## Problem
Transcribe all the entries word for word, skipping the pictures.

(Saved entries)
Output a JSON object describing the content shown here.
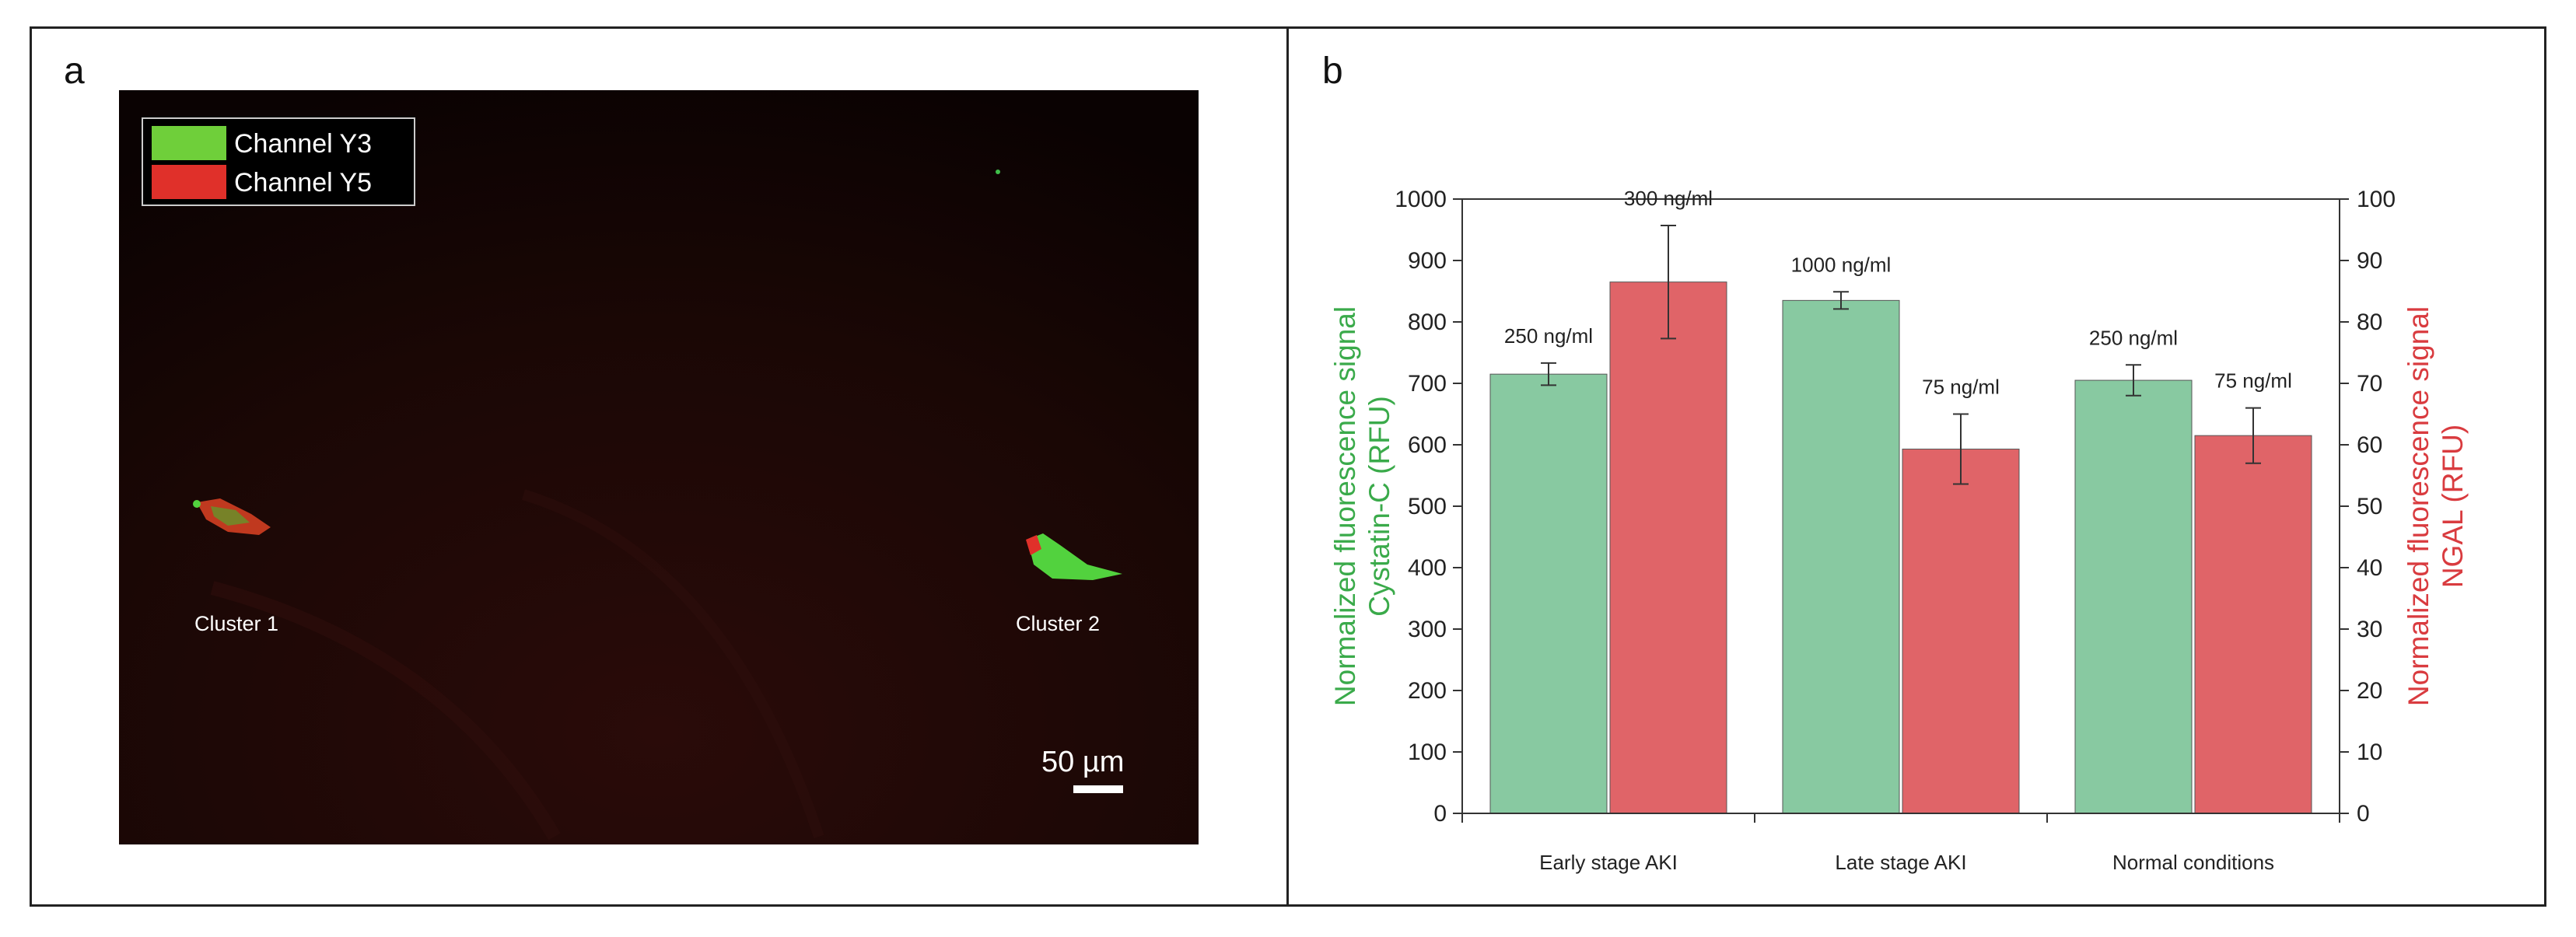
{
  "panel_a": {
    "letter": "a",
    "legend": [
      {
        "label": "Channel Y3",
        "color": "#6fcf3a"
      },
      {
        "label": "Channel Y5",
        "color": "#e0302a"
      }
    ],
    "clusters": [
      {
        "label": "Cluster 1"
      },
      {
        "label": "Cluster 2"
      }
    ],
    "scalebar_label": "50 µm"
  },
  "panel_b": {
    "letter": "b"
  },
  "chart_data": {
    "type": "bar",
    "categories": [
      "Early stage AKI",
      "Late stage AKI",
      "Normal conditions"
    ],
    "series": [
      {
        "name": "Normalized fluorescence signal Cystatin-C (RFU)",
        "axis": "left",
        "color": "#88c9a1",
        "values": [
          715,
          835,
          705
        ],
        "errors": [
          18,
          14,
          25
        ],
        "labels": [
          "250 ng/ml",
          "1000 ng/ml",
          "250 ng/ml"
        ]
      },
      {
        "name": "Normalized fluorescence signal NGAL (RFU)",
        "axis": "right",
        "color": "#e06468",
        "values": [
          86.5,
          59.3,
          61.5
        ],
        "errors": [
          9.2,
          5.7,
          4.5
        ],
        "labels": [
          "300 ng/ml",
          "75 ng/ml",
          "75 ng/ml"
        ]
      }
    ],
    "y_left": {
      "label_line1": "Normalized fluorescence signal",
      "label_line2": "Cystatin-C (RFU)",
      "color": "#3aaa4a",
      "lim": [
        0,
        1000
      ],
      "ticks": [
        0,
        100,
        200,
        300,
        400,
        500,
        600,
        700,
        800,
        900,
        1000
      ]
    },
    "y_right": {
      "label_line1": "Normalized fluorescence signal",
      "label_line2": "NGAL (RFU)",
      "color": "#d93b3f",
      "lim": [
        0,
        100
      ],
      "ticks": [
        0,
        10,
        20,
        30,
        40,
        50,
        60,
        70,
        80,
        90,
        100
      ]
    },
    "grid": false
  }
}
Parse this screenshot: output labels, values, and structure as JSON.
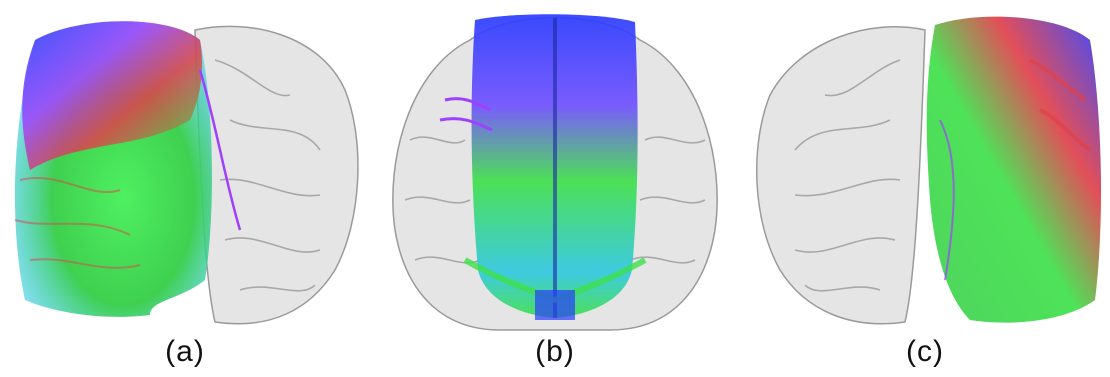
{
  "figure": {
    "panels": [
      {
        "label": "(a)",
        "view": "right-hemisphere-tractography"
      },
      {
        "label": "(b)",
        "view": "bilateral-tractography"
      },
      {
        "label": "(c)",
        "view": "left-hemisphere-tractography"
      }
    ],
    "colors": {
      "brain_shell": "#d9d9d9",
      "brain_outline": "#9a9a9a",
      "fiber_green": "#3fe04a",
      "fiber_blue": "#2a3cff",
      "fiber_red": "#e0404a",
      "fiber_purple": "#a040ff",
      "fiber_cyan": "#30c8e0"
    }
  }
}
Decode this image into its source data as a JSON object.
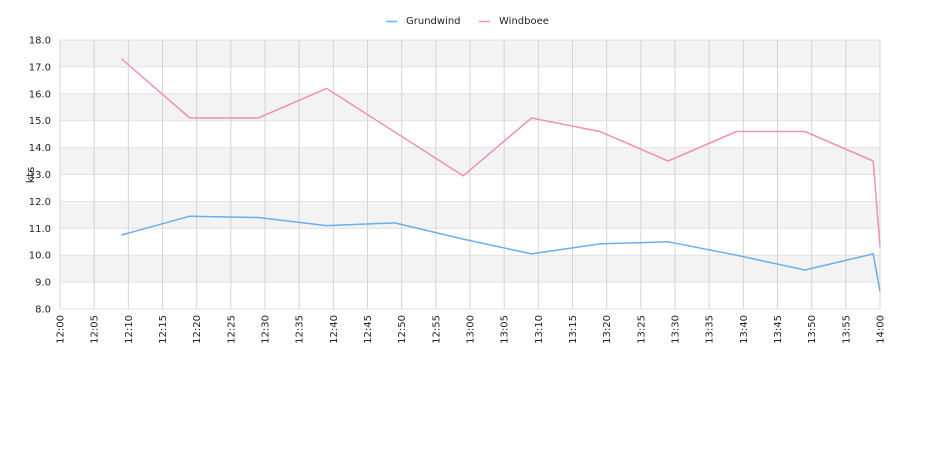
{
  "chart_data": {
    "type": "line",
    "title": "",
    "xlabel": "",
    "ylabel": "kts",
    "ylim": [
      8.0,
      18.0
    ],
    "y_ticks": [
      "8.0",
      "9.0",
      "10.0",
      "11.0",
      "12.0",
      "13.0",
      "14.0",
      "15.0",
      "16.0",
      "17.0",
      "18.0"
    ],
    "x_ticks": [
      "12:00",
      "12:05",
      "12:10",
      "12:15",
      "12:20",
      "12:25",
      "12:30",
      "12:35",
      "12:40",
      "12:45",
      "12:50",
      "12:55",
      "13:00",
      "13:05",
      "13:10",
      "13:15",
      "13:20",
      "13:25",
      "13:30",
      "13:35",
      "13:40",
      "13:45",
      "13:50",
      "13:55",
      "14:00"
    ],
    "xlim": [
      "12:00",
      "14:00"
    ],
    "grid": true,
    "legend_position": "top-center",
    "series": [
      {
        "name": "Grundwind",
        "color": "#6aaef0",
        "points": [
          [
            "12:09",
            10.75
          ],
          [
            "12:19",
            11.45
          ],
          [
            "12:29",
            11.4
          ],
          [
            "12:39",
            11.1
          ],
          [
            "12:49",
            11.2
          ],
          [
            "12:59",
            10.6
          ],
          [
            "13:09",
            10.05
          ],
          [
            "13:19",
            10.42
          ],
          [
            "13:29",
            10.5
          ],
          [
            "13:39",
            10.0
          ],
          [
            "13:49",
            9.45
          ],
          [
            "13:59",
            10.05
          ],
          [
            "14:00",
            8.65
          ]
        ]
      },
      {
        "name": "Windboee",
        "color": "#f08fbc",
        "points": [
          [
            "12:09",
            17.3
          ],
          [
            "12:19",
            15.1
          ],
          [
            "12:29",
            15.1
          ],
          [
            "12:39",
            16.2
          ],
          [
            "12:59",
            12.95
          ],
          [
            "13:09",
            15.1
          ],
          [
            "13:19",
            14.6
          ],
          [
            "13:29",
            13.5
          ],
          [
            "13:39",
            14.6
          ],
          [
            "13:49",
            14.6
          ],
          [
            "13:59",
            13.5
          ],
          [
            "14:00",
            10.3
          ]
        ]
      }
    ]
  }
}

## Answer to this task
Output a JSON object describing the content shown here.
{
  "panel_a": {
    "letter": "a",
    "legend": [
      {
        "label": "Channel Y3",
        "color": "#6fcf3a"
      },
      {
        "label": "Channel Y5",
        "color": "#e0302a"
      }
    ],
    "clusters": [
      {
        "label": "Cluster 1"
      },
      {
        "label": "Cluster 2"
      }
    ],
    "scalebar_label": "50 µm"
  },
  "panel_b": {
    "letter": "b"
  },
  "chart_data": {
    "type": "bar",
    "categories": [
      "Early stage AKI",
      "Late stage AKI",
      "Normal conditions"
    ],
    "series": [
      {
        "name": "Normalized fluorescence signal Cystatin-C (RFU)",
        "axis": "left",
        "color": "#88c9a1",
        "values": [
          715,
          835,
          705
        ],
        "errors": [
          18,
          14,
          25
        ],
        "labels": [
          "250 ng/ml",
          "1000 ng/ml",
          "250 ng/ml"
        ]
      },
      {
        "name": "Normalized fluorescence signal NGAL (RFU)",
        "axis": "right",
        "color": "#e06468",
        "values": [
          86.5,
          59.3,
          61.5
        ],
        "errors": [
          9.2,
          5.7,
          4.5
        ],
        "labels": [
          "300 ng/ml",
          "75 ng/ml",
          "75 ng/ml"
        ]
      }
    ],
    "y_left": {
      "label_line1": "Normalized fluorescence signal",
      "label_line2": "Cystatin-C (RFU)",
      "color": "#3aaa4a",
      "lim": [
        0,
        1000
      ],
      "ticks": [
        0,
        100,
        200,
        300,
        400,
        500,
        600,
        700,
        800,
        900,
        1000
      ]
    },
    "y_right": {
      "label_line1": "Normalized fluorescence signal",
      "label_line2": "NGAL (RFU)",
      "color": "#d93b3f",
      "lim": [
        0,
        100
      ],
      "ticks": [
        0,
        10,
        20,
        30,
        40,
        50,
        60,
        70,
        80,
        90,
        100
      ]
    },
    "grid": false
  }
}
Parse this screenshot: output labels, values, and structure as JSON.
{
  "figure": {
    "panels": [
      {
        "label": "(a)",
        "view": "right-hemisphere-tractography"
      },
      {
        "label": "(b)",
        "view": "bilateral-tractography"
      },
      {
        "label": "(c)",
        "view": "left-hemisphere-tractography"
      }
    ],
    "colors": {
      "brain_shell": "#d9d9d9",
      "brain_outline": "#9a9a9a",
      "fiber_green": "#3fe04a",
      "fiber_blue": "#2a3cff",
      "fiber_red": "#e0404a",
      "fiber_purple": "#a040ff",
      "fiber_cyan": "#30c8e0"
    }
  }
}
Decode this image into its source data as a JSON object.
{
  "chart_data": {
    "type": "line",
    "title": "",
    "xlabel": "",
    "ylabel": "kts",
    "ylim": [
      8.0,
      18.0
    ],
    "y_ticks": [
      "8.0",
      "9.0",
      "10.0",
      "11.0",
      "12.0",
      "13.0",
      "14.0",
      "15.0",
      "16.0",
      "17.0",
      "18.0"
    ],
    "x_ticks": [
      "12:00",
      "12:05",
      "12:10",
      "12:15",
      "12:20",
      "12:25",
      "12:30",
      "12:35",
      "12:40",
      "12:45",
      "12:50",
      "12:55",
      "13:00",
      "13:05",
      "13:10",
      "13:15",
      "13:20",
      "13:25",
      "13:30",
      "13:35",
      "13:40",
      "13:45",
      "13:50",
      "13:55",
      "14:00"
    ],
    "xlim": [
      "12:00",
      "14:00"
    ],
    "grid": true,
    "legend_position": "top-center",
    "series": [
      {
        "name": "Grundwind",
        "color": "#6aaef0",
        "points": [
          [
            "12:09",
            10.75
          ],
          [
            "12:19",
            11.45
          ],
          [
            "12:29",
            11.4
          ],
          [
            "12:39",
            11.1
          ],
          [
            "12:49",
            11.2
          ],
          [
            "12:59",
            10.6
          ],
          [
            "13:09",
            10.05
          ],
          [
            "13:19",
            10.42
          ],
          [
            "13:29",
            10.5
          ],
          [
            "13:39",
            10.0
          ],
          [
            "13:49",
            9.45
          ],
          [
            "13:59",
            10.05
          ],
          [
            "14:00",
            8.65
          ]
        ]
      },
      {
        "name": "Windboee",
        "color": "#f08fbc",
        "points": [
          [
            "12:09",
            17.3
          ],
          [
            "12:19",
            15.1
          ],
          [
            "12:29",
            15.1
          ],
          [
            "12:39",
            16.2
          ],
          [
            "12:59",
            12.95
          ],
          [
            "13:09",
            15.1
          ],
          [
            "13:19",
            14.6
          ],
          [
            "13:29",
            13.5
          ],
          [
            "13:39",
            14.6
          ],
          [
            "13:49",
            14.6
          ],
          [
            "13:59",
            13.5
          ],
          [
            "14:00",
            10.3
          ]
        ]
      }
    ]
  }
}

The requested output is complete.